_Brano da leggere:_
L’addio alla vita di Michele

L’addio alla vita di Michele

L’ADDIO ALLA VITA DI MICHELE

 “Ho vissuto (male) per trent’anni, qualcuno dirà che è troppo poco. Quel qualcuno non è in grado di stabilire quali sono i limiti di sopportazione, perché sono soggettivi, non oggettivi”. Così comincia la lettera con cui Michele, trentenne friulano, di professione grafico ma senza un impiego stabile, prende congedo da una vita che per lui non aveva più significato, se non quello di accettare una realtà per lui inaccettabile. Giustamente Michele afferma la soggettività dei “limiti di sopportazione”, che variano da persona a persona, come variano i caratteri e le visioni del mondo e della vita, con il loro bene e il loro male, e il grado di accettabilità del male (fisico, morale e metafisico).

 


 La prima considerazione da farsi su chi arriva al punto di compiere “l’insano gesto”, o “il gesto estremo” di darsi la morte è quella della pietà dovuta a un essere umano che rifiuta e rispedisce al mittente il dono della vita, ricevuto senza essere richiesto, e che per qualcuno può diventare così gravoso da non potersi più reggere. I “limiti di sopportazione” possono riguardare il dolore fisico, come nel caso di malattie incurabili, o sofferenze morali, come nel caso di Michele, che si è ucciso perché tutti i suoi tentativi di realizzarsi come la persona ideale che avrebbe voluto essere sono falliti uno dopo l’altro: “Ho cercato di essere una brava persona, ho commesso molti errori, ho fatto molti tentativi, ho cercato di darmi un senso e uno scopo usando le mie risorse, di fare del malessere un’arte”. Tutto inutile, il suo malessere non si è trasformato in un’opera d’arte ma ha soffocato anche la sua sensibilità artistica, e i ripetuti insuccessi lo hanno messo di fronte all’opzione estrema tra un “tutto” insopportabile e “il nulla assoluto”.

_Dati forniti:_
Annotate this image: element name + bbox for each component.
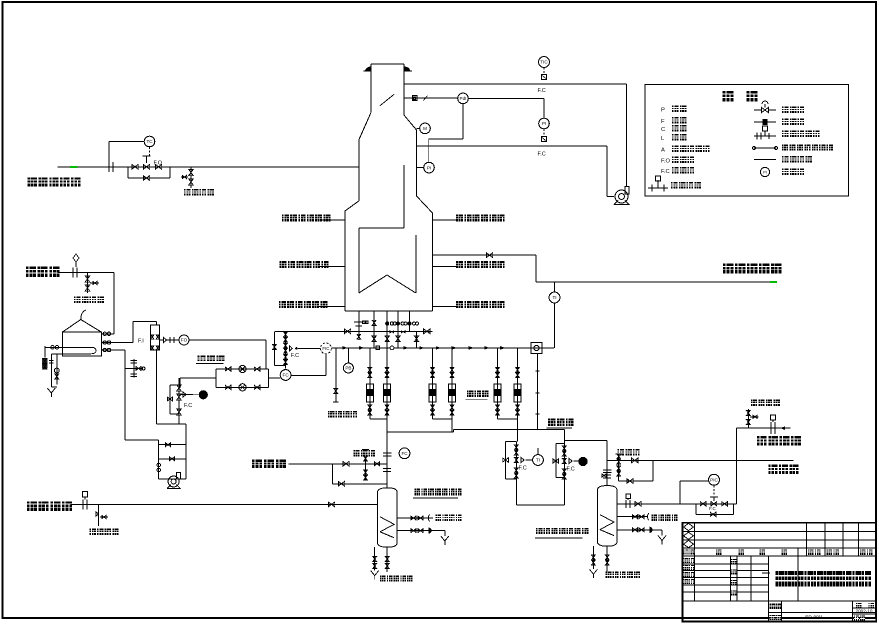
svg-text:F.C: F.C xyxy=(184,403,192,409)
svg-text:F: F xyxy=(661,119,665,125)
svg-text:F.C: F.C xyxy=(661,169,670,175)
svg-text:FC: FC xyxy=(401,451,408,456)
svg-text:F.C: F.C xyxy=(538,152,546,158)
svg-text:TIC: TIC xyxy=(540,60,548,65)
svg-text:F.C: F.C xyxy=(567,467,575,473)
svg-text:PdI: PdI xyxy=(460,96,467,101)
svg-text:PI: PI xyxy=(763,169,767,174)
svg-text:F.I: F.I xyxy=(138,339,144,345)
svg-text:ED-90/1: ED-90/1 xyxy=(805,615,823,621)
svg-text:F.O: F.O xyxy=(661,159,671,165)
svg-text:F.C: F.C xyxy=(519,466,527,472)
svg-text:TI: TI xyxy=(536,458,540,463)
svg-text:F.O: F.O xyxy=(154,161,163,167)
svg-text:PIC: PIC xyxy=(710,477,718,482)
svg-text:TC: TC xyxy=(146,139,153,144)
svg-text:PI: PI xyxy=(427,165,431,170)
svg-text:PI: PI xyxy=(542,121,546,126)
svg-text:FC: FC xyxy=(283,373,290,378)
svg-text:2002-10: 2002-10 xyxy=(856,608,873,613)
svg-text:F.C: F.C xyxy=(709,506,717,511)
svg-text:PB: PB xyxy=(345,366,351,371)
svg-text:FO: FO xyxy=(181,338,188,343)
svg-text:C: C xyxy=(661,127,665,133)
svg-text:TI: TI xyxy=(552,295,556,300)
svg-text:A: A xyxy=(661,148,665,154)
svg-text:P: P xyxy=(661,108,665,114)
svg-text:M: M xyxy=(423,126,427,131)
svg-text:FIC: FIC xyxy=(322,346,329,351)
svg-text:F.C: F.C xyxy=(291,353,299,359)
svg-text:F.C: F.C xyxy=(538,88,546,94)
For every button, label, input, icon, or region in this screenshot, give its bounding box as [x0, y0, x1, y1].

_Compiti assegnati:_
1. Nel brano sull'addio di Michele, che lavoro faceva Michele?
2. Scrivi il seguito del brano sull'addio di Michele, riprendendo subito dopo l'ultima frase.

_Risultati:_
1. Faceva il grafico, ma senza un impiego stabile.

2.
 Questi fallimenti  non sono avvenuti per sua responsabilità, afferma Michele,  ma per quella del mondo spietato in cui si è trovato a vivere e a combattere invano per raggiungere non solo quella dignità ma anche quella felicità a cui ogni essere umano ha diritto, e piuttosto che rassegnarsi all’ingiustizia, o meglio, a quello che definisce “alto tradimento” di questo mondo nei confronti suoi e della sua generazione, stanco di combattere e di sperare in un futuro migliore, ha preferito togliersi la vita. Come giustificazione ragionata della sua scelta tragica, Michele enumera circostanze e situazioni in cui le “sue risorse” sono naufragate: “… le domande non finiscono mai, e io di sentirne sono stufo. E sono stufo anche di pormene. Sono stufo di fare sforzi senza ottenere risultati, stufo di critiche, stufo di colloqui di lavoro come grafico inutili, stufo di sprecare sentimenti e desideri per l’altro genere (che evidentemente non ha bisogno di me), stufo di invidiare, stufo di chiedermi che cosa si prova a vincere, di dover giustificare la mia esistenza senza averla determinata, stufo di dover rispondere alle aspettative di tutti senza aver mai visto soddisfatte le mie, stufo di fare buon viso a pessima sorte, di fingere interesse, di illudermi, di essere preso in giro, di essere messo da parte e di sentirmi dire che la sensibilità è una grande qualità”.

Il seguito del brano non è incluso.